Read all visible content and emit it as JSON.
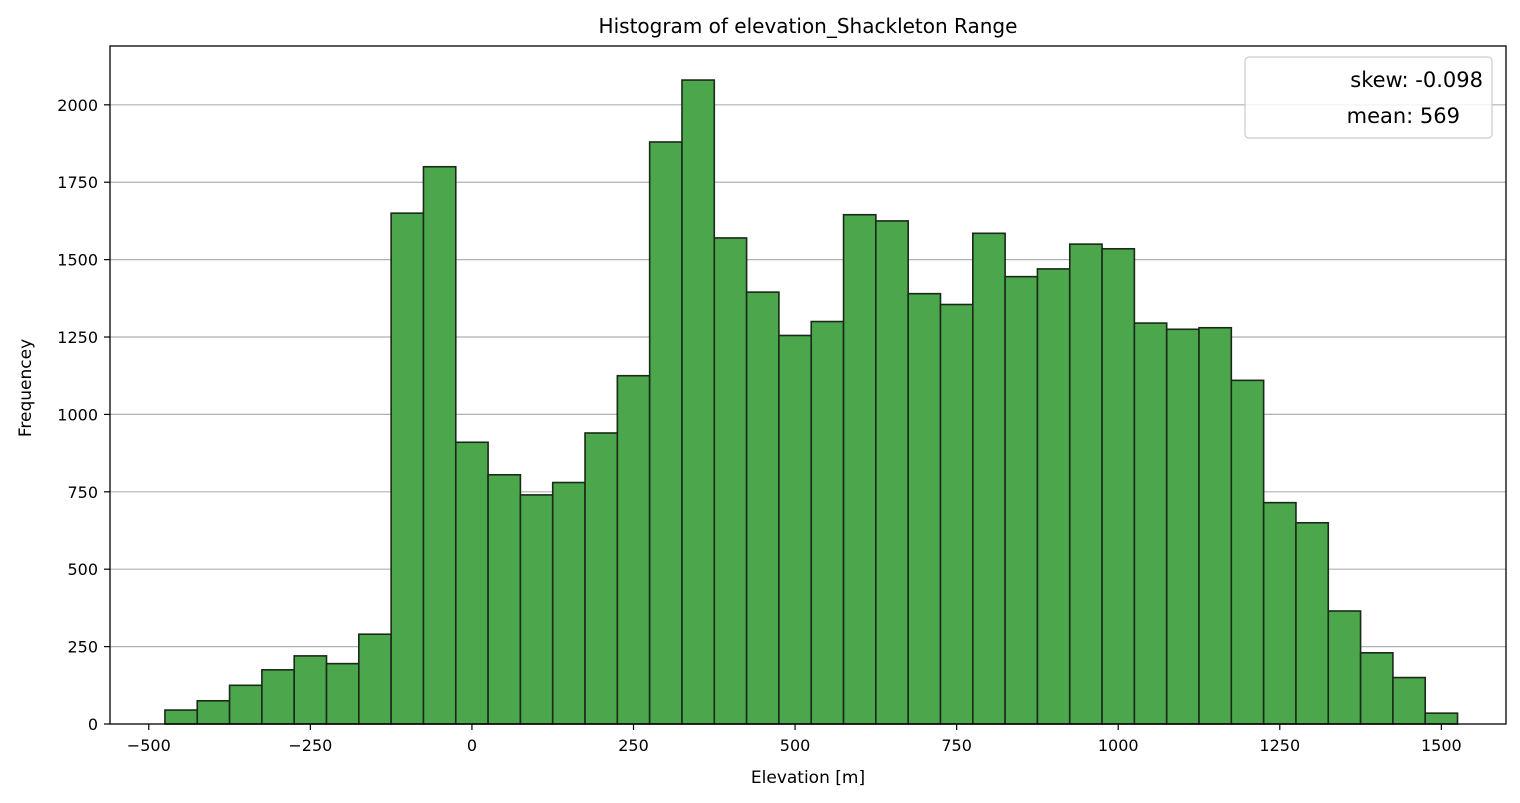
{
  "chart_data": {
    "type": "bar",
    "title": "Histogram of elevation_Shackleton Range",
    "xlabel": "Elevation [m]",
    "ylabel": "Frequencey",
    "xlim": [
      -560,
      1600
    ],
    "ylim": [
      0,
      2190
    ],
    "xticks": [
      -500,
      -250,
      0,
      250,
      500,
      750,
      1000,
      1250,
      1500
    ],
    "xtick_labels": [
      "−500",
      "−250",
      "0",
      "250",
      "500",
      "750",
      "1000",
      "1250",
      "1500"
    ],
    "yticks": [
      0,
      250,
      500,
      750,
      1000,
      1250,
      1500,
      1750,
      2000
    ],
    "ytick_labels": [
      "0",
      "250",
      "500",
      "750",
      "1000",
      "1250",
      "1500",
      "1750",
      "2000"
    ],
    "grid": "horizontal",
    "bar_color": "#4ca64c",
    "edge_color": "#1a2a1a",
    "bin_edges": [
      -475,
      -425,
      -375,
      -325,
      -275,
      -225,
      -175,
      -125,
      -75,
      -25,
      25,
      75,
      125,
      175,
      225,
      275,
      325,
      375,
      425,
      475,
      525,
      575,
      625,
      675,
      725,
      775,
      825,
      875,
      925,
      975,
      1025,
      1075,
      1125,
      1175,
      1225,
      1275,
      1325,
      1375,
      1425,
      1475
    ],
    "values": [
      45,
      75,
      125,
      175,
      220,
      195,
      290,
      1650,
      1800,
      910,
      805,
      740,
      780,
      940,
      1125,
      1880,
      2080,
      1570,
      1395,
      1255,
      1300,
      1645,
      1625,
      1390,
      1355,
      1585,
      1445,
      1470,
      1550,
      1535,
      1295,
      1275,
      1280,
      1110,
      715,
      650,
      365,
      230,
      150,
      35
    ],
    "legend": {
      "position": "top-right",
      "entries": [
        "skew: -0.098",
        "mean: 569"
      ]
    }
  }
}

▶ _Goal_: Quote the entries above word for word. Leave the images out.

▶ _Completed task_:
Read all visible content and emit it as JSON.
{
  "chart_data": {
    "type": "bar",
    "title": "Histogram of elevation_Shackleton Range",
    "xlabel": "Elevation [m]",
    "ylabel": "Frequencey",
    "xlim": [
      -560,
      1600
    ],
    "ylim": [
      0,
      2190
    ],
    "xticks": [
      -500,
      -250,
      0,
      250,
      500,
      750,
      1000,
      1250,
      1500
    ],
    "xtick_labels": [
      "−500",
      "−250",
      "0",
      "250",
      "500",
      "750",
      "1000",
      "1250",
      "1500"
    ],
    "yticks": [
      0,
      250,
      500,
      750,
      1000,
      1250,
      1500,
      1750,
      2000
    ],
    "ytick_labels": [
      "0",
      "250",
      "500",
      "750",
      "1000",
      "1250",
      "1500",
      "1750",
      "2000"
    ],
    "grid": "horizontal",
    "bar_color": "#4ca64c",
    "edge_color": "#1a2a1a",
    "bin_edges": [
      -475,
      -425,
      -375,
      -325,
      -275,
      -225,
      -175,
      -125,
      -75,
      -25,
      25,
      75,
      125,
      175,
      225,
      275,
      325,
      375,
      425,
      475,
      525,
      575,
      625,
      675,
      725,
      775,
      825,
      875,
      925,
      975,
      1025,
      1075,
      1125,
      1175,
      1225,
      1275,
      1325,
      1375,
      1425,
      1475
    ],
    "values": [
      45,
      75,
      125,
      175,
      220,
      195,
      290,
      1650,
      1800,
      910,
      805,
      740,
      780,
      940,
      1125,
      1880,
      2080,
      1570,
      1395,
      1255,
      1300,
      1645,
      1625,
      1390,
      1355,
      1585,
      1445,
      1470,
      1550,
      1535,
      1295,
      1275,
      1280,
      1110,
      715,
      650,
      365,
      230,
      150,
      35
    ],
    "legend": {
      "position": "top-right",
      "entries": [
        "skew: -0.098",
        "mean: 569"
      ]
    }
  }
}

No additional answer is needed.